Records from a collection of figures
-=-=-=-=-
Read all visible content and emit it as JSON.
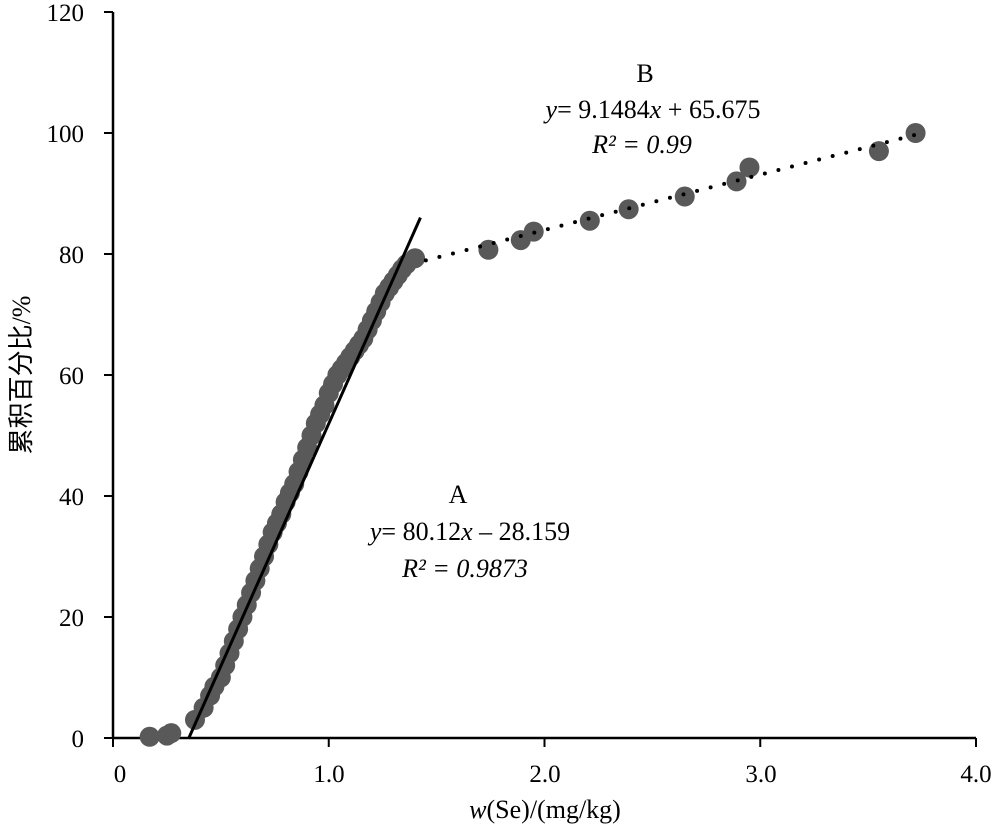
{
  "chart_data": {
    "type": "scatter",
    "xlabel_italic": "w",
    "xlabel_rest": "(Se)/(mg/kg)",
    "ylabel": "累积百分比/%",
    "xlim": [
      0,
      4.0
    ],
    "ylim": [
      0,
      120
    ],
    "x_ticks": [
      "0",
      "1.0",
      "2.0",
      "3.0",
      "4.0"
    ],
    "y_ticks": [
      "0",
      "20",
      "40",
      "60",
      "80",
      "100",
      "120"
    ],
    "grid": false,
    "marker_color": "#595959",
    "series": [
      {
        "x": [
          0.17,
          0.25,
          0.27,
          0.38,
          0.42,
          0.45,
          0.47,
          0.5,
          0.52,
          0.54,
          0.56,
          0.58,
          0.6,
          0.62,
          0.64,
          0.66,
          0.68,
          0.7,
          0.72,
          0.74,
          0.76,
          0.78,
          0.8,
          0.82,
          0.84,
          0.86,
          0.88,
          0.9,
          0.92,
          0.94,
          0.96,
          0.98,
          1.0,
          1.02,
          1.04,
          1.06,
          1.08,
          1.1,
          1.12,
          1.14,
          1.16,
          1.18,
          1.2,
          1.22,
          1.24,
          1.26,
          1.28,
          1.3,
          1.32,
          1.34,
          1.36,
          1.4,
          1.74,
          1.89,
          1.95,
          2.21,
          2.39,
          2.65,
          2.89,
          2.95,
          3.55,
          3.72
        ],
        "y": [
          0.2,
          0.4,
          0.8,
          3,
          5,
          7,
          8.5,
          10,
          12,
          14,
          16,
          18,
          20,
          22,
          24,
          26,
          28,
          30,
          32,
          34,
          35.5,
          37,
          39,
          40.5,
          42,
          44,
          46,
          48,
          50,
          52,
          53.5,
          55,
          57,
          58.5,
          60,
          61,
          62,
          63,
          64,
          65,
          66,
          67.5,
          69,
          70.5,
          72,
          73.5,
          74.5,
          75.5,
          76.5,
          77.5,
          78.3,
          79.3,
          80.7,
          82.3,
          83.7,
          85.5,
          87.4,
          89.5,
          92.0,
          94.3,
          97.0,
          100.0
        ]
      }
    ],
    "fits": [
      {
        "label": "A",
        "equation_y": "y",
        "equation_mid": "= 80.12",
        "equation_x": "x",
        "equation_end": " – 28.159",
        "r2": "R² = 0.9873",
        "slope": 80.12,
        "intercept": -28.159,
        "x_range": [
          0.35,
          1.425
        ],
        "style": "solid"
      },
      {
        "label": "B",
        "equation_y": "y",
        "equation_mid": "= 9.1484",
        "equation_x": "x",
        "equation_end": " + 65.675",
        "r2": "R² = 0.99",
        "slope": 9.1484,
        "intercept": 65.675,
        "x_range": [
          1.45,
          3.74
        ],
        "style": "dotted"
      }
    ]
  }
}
-=-=-=-=-
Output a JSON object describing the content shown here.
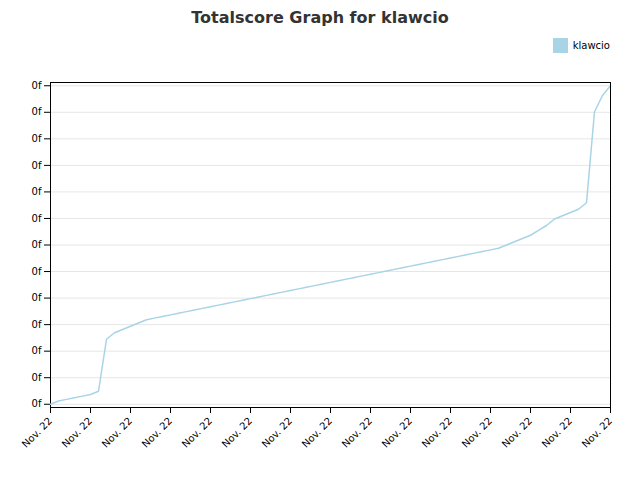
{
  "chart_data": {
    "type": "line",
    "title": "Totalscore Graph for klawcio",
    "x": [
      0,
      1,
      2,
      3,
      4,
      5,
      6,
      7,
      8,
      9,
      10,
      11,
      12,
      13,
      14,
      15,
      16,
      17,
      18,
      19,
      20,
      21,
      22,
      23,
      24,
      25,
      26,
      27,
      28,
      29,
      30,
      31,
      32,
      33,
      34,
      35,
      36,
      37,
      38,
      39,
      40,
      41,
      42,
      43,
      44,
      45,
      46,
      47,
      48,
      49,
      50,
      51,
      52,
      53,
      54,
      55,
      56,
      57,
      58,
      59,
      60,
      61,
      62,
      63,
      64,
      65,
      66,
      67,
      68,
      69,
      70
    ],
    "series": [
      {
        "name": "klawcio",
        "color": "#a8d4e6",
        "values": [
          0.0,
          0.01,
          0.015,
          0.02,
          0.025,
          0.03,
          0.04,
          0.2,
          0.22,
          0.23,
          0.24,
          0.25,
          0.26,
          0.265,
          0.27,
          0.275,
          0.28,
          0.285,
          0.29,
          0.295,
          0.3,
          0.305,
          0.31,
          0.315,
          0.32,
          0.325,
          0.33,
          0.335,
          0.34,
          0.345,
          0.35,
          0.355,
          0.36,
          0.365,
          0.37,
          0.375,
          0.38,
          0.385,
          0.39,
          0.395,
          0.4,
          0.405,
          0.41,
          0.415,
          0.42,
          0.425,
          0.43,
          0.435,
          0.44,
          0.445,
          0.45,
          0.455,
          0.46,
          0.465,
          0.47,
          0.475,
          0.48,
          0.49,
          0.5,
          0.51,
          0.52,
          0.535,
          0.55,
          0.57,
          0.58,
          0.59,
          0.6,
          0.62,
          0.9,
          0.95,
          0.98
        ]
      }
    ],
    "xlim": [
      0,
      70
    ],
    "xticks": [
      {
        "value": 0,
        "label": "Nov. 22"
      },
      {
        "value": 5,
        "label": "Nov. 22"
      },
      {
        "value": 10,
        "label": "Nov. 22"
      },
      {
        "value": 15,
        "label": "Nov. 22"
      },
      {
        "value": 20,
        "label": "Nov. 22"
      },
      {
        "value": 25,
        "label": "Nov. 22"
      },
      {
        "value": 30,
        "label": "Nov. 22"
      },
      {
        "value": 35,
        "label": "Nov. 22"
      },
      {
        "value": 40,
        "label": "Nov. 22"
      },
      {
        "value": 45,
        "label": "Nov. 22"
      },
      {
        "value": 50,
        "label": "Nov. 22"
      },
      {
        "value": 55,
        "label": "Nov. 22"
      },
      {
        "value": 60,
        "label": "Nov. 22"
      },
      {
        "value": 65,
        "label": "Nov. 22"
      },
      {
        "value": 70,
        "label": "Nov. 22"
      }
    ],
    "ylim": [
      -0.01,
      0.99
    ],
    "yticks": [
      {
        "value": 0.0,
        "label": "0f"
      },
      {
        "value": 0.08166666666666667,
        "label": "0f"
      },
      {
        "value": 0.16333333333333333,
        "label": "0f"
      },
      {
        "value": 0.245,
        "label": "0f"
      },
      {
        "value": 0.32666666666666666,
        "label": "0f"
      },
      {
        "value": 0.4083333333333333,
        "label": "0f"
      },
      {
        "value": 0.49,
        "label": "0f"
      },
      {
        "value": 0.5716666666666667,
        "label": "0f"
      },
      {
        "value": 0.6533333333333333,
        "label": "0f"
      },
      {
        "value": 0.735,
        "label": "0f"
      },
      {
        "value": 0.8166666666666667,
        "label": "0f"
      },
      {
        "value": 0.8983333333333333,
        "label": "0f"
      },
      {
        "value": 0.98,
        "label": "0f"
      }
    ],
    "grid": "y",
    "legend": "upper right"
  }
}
-=-=-=-=-
WORK REQUIRED> Copy out each line of the material that holds the word "content".

TASK ANSWER>
Read all visible content and emit it as JSON.
Output a JSON object describing the content shown here.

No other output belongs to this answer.